§ **Stored entries**:
::::::
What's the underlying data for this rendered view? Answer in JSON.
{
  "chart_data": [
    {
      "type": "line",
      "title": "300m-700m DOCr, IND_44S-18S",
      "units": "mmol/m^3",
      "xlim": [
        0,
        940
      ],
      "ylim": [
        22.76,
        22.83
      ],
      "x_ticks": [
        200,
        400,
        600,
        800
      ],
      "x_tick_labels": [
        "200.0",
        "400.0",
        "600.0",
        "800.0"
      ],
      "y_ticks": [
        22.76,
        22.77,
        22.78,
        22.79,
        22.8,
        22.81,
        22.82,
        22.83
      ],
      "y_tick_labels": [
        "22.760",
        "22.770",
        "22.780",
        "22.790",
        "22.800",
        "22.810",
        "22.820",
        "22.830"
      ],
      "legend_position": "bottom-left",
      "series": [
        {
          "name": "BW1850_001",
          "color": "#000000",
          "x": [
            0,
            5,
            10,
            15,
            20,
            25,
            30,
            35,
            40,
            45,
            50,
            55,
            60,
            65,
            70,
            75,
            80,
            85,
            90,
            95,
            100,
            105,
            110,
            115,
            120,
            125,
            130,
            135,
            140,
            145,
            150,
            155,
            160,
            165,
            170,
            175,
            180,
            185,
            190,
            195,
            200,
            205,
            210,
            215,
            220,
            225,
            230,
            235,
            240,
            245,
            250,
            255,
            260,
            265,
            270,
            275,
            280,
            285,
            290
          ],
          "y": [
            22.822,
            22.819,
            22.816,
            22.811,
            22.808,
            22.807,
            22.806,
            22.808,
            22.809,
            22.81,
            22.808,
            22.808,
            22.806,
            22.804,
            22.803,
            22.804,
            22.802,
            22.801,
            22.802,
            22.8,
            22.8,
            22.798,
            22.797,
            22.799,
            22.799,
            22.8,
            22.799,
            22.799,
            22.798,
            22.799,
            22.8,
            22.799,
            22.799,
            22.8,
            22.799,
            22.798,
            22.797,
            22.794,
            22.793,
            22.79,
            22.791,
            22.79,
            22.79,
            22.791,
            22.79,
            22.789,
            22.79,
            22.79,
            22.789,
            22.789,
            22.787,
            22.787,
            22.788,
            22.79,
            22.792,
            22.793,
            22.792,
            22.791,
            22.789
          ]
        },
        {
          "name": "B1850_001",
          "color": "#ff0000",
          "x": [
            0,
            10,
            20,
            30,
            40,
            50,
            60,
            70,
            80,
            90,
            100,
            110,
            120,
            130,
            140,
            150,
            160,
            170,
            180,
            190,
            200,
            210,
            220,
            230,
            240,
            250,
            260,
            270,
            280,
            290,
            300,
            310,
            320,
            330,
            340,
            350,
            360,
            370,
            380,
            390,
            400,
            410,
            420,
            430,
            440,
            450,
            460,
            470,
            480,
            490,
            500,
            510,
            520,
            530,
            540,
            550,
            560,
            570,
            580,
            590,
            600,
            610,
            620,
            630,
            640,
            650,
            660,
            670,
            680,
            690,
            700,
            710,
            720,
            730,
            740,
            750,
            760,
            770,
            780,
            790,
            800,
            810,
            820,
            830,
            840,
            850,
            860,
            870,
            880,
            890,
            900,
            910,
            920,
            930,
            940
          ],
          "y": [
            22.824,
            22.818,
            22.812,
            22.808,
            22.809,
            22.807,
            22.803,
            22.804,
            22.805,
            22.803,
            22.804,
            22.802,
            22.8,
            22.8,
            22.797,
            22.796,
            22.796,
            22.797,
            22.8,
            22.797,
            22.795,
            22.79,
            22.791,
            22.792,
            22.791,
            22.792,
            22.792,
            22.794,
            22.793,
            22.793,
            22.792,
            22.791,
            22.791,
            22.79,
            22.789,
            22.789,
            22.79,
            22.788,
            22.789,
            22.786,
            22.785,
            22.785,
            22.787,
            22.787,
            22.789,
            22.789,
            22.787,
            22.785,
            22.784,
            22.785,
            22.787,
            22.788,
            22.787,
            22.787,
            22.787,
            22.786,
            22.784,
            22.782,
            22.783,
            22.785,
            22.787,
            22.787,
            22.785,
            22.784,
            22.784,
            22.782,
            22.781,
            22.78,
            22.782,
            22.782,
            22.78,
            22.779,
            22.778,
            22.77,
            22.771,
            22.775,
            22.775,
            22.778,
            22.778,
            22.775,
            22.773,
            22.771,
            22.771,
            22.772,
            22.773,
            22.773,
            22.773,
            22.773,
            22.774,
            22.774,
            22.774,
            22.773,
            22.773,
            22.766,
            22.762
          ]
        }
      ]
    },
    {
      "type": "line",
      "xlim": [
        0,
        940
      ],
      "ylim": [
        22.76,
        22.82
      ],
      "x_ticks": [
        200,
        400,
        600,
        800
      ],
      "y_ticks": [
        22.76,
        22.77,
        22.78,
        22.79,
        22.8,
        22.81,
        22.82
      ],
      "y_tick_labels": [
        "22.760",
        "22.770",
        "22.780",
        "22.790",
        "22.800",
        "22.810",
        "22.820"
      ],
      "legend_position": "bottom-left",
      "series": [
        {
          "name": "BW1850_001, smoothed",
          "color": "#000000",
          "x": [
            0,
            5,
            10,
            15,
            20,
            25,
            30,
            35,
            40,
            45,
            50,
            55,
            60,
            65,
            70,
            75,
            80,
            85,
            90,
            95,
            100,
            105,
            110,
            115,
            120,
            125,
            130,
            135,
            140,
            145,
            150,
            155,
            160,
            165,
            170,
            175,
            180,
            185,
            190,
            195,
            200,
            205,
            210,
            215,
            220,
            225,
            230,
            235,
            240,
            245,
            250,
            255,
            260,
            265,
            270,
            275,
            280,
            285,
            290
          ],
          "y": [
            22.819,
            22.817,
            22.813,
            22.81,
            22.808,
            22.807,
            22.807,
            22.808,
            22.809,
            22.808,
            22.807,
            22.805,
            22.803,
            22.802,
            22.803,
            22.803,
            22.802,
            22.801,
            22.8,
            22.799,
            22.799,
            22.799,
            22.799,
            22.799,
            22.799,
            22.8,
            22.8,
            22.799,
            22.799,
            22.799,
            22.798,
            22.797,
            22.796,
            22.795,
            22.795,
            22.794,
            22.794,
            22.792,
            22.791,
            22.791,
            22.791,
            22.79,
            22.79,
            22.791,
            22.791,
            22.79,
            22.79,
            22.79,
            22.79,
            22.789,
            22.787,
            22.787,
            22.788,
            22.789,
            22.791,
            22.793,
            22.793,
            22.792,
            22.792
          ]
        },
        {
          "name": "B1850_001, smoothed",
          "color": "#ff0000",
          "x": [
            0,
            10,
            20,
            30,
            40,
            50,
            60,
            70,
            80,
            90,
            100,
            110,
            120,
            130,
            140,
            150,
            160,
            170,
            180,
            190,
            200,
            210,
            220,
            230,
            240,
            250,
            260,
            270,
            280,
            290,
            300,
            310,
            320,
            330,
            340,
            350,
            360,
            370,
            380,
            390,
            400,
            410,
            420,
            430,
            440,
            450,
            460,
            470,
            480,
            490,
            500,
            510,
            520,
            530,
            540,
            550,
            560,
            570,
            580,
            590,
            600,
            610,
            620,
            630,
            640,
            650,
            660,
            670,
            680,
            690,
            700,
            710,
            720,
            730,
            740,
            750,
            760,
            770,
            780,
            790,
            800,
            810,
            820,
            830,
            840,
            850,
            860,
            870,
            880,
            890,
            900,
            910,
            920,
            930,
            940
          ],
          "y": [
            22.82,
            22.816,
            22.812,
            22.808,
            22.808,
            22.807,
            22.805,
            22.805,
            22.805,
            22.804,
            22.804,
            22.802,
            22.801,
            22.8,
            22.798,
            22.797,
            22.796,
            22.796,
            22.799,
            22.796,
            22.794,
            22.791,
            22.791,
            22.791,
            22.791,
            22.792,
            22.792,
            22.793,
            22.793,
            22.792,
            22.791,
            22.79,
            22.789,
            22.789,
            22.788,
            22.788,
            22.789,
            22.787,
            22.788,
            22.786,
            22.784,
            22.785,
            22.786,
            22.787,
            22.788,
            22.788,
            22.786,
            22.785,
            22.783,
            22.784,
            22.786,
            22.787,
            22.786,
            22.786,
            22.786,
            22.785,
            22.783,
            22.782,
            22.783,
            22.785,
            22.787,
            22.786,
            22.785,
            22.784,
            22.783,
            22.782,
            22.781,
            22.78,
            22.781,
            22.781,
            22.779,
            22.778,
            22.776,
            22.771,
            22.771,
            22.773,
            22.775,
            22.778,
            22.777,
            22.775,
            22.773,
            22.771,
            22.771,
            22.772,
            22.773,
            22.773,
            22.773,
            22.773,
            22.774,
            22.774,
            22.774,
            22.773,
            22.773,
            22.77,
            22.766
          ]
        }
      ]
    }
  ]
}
::::::
§ **STATED EXERCISE**:
Identify every line above with the string "smoothed" in it. Copy those lines.

§ **EXERCISE RESULT**:
          "name": "BW1850_001, smoothed",
          "name": "B1850_001, smoothed",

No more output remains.